Description of the task -
Copy each line with the word "QWidget" in it.

╭─ Data for processing

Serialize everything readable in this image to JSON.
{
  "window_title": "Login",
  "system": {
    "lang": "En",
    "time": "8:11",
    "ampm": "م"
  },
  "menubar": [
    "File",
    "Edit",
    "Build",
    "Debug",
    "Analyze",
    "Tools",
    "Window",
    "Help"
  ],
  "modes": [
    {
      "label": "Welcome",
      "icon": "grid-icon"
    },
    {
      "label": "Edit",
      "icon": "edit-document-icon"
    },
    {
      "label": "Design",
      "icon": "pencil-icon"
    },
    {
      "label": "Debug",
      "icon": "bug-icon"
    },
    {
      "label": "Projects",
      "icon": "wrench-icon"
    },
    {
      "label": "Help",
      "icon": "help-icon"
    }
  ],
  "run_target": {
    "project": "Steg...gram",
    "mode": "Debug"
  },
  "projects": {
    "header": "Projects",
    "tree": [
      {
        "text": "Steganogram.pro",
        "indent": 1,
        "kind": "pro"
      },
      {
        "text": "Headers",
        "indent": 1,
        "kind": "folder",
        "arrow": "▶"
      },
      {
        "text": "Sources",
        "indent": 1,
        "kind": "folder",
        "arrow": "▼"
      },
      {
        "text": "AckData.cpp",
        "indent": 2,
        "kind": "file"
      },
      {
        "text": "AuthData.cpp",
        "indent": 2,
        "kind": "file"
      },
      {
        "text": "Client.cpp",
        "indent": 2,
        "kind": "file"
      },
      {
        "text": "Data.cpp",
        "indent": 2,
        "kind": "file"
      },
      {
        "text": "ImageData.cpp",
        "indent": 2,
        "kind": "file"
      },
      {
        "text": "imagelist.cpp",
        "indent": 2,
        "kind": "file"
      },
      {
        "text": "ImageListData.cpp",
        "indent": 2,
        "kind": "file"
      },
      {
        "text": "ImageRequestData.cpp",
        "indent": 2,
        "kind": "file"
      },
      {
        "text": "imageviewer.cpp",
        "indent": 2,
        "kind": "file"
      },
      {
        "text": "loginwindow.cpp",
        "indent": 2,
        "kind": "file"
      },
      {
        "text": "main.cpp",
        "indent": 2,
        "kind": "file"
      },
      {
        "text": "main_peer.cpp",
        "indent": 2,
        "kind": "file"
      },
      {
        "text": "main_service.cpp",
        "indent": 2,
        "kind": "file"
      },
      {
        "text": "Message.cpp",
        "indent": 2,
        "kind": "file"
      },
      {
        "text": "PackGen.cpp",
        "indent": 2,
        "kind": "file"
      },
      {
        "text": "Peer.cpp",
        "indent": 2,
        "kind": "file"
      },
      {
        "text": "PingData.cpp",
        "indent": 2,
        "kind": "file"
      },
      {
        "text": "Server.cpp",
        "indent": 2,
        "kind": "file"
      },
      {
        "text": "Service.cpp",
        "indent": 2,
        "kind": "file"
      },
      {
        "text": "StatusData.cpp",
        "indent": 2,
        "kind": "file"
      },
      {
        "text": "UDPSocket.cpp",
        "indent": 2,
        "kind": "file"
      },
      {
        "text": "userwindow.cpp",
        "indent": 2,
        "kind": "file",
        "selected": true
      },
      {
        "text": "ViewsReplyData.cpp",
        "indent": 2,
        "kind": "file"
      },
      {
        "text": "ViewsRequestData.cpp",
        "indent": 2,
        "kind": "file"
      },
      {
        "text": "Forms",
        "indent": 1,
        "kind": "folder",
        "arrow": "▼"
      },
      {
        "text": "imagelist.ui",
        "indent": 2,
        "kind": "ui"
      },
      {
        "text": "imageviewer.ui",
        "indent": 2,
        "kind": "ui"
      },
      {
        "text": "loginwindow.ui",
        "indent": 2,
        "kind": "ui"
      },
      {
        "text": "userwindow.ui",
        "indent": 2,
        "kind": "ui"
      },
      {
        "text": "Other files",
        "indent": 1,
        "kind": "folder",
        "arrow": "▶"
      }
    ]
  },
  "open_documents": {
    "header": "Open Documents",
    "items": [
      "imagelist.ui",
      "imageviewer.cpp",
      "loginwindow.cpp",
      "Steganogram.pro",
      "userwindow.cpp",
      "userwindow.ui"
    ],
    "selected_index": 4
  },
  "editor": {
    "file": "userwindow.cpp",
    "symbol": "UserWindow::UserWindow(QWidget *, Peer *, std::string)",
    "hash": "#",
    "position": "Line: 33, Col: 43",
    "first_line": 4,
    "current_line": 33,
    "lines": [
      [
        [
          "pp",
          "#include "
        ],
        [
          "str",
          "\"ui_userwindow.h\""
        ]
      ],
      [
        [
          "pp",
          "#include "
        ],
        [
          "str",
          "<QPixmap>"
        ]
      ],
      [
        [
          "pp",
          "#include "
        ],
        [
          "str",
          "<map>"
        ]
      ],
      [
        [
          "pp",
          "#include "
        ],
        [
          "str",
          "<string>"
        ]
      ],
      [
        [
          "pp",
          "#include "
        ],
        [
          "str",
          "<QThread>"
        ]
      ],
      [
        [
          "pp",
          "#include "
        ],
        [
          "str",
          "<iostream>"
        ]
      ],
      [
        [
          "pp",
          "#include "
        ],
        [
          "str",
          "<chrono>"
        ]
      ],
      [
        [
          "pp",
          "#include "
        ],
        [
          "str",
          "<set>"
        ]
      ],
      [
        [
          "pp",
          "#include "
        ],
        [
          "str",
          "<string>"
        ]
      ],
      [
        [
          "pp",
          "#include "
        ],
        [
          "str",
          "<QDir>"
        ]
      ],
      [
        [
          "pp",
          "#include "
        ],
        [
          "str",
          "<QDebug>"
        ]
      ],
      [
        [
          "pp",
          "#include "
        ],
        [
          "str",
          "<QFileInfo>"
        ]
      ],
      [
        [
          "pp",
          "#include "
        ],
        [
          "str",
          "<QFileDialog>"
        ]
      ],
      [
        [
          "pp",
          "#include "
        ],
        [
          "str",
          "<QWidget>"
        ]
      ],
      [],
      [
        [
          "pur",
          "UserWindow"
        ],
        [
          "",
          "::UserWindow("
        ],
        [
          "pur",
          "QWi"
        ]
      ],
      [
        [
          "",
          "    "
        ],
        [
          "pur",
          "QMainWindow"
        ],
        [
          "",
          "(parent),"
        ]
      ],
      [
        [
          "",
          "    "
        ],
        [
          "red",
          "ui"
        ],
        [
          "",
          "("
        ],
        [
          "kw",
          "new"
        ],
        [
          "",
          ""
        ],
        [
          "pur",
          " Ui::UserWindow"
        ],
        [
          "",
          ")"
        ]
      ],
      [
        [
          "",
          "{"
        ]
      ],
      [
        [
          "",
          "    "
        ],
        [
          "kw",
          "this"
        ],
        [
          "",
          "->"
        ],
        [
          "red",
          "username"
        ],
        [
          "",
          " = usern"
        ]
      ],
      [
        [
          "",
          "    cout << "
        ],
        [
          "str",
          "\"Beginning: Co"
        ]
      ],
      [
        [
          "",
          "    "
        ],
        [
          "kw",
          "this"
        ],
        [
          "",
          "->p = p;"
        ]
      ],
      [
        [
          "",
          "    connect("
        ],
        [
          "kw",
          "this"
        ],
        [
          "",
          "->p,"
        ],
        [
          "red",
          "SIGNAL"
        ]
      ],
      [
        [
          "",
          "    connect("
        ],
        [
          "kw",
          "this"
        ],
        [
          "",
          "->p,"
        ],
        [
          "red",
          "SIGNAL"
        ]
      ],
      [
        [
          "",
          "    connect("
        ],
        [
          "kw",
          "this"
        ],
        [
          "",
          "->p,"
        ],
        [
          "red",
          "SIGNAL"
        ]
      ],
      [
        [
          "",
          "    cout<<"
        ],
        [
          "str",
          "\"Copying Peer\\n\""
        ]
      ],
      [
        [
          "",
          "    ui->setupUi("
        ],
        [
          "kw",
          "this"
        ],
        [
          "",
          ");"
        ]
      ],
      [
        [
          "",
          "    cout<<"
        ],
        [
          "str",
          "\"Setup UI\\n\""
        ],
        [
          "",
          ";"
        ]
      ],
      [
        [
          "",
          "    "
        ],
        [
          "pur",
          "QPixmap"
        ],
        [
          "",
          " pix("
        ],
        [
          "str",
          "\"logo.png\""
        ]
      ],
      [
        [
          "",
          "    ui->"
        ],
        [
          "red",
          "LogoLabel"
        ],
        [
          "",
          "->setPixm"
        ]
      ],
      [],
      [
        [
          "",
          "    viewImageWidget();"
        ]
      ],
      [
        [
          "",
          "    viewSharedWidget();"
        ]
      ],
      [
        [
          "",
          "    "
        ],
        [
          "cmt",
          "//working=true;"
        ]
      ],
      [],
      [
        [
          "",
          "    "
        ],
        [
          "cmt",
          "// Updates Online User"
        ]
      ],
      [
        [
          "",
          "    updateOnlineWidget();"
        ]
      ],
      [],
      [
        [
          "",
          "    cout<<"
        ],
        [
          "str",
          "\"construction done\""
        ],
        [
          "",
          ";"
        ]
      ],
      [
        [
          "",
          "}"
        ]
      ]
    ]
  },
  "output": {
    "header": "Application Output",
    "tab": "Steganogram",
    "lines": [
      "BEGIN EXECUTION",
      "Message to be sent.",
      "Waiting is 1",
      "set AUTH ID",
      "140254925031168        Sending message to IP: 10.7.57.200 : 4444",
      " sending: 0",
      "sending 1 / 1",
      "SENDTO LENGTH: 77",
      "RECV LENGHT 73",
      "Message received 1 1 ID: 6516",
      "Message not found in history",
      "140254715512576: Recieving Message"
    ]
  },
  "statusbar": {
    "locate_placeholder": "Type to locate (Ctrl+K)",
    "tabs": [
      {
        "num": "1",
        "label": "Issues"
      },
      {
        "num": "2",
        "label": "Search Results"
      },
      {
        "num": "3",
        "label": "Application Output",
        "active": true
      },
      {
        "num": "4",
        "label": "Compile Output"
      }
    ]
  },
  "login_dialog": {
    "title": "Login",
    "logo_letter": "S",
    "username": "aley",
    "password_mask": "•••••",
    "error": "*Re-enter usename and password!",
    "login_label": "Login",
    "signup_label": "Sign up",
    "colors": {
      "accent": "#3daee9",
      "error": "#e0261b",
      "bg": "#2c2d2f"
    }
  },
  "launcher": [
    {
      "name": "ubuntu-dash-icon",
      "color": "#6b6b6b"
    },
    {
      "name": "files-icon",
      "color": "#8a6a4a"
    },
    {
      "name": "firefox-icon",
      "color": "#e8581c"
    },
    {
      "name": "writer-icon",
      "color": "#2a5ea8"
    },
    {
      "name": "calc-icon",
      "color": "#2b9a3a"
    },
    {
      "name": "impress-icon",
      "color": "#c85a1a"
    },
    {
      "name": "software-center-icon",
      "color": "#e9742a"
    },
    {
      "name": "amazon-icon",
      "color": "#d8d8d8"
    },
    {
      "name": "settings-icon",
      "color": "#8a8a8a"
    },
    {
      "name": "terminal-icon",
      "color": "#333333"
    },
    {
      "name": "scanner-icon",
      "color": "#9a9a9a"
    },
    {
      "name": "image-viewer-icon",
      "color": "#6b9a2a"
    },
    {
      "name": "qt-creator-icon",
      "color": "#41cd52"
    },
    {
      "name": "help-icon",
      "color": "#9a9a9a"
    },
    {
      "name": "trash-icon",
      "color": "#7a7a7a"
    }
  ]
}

╰─

Reply -
    "symbol": "UserWindow::UserWindow(QWidget *, Peer *, std::string)",
          "<QWidget>"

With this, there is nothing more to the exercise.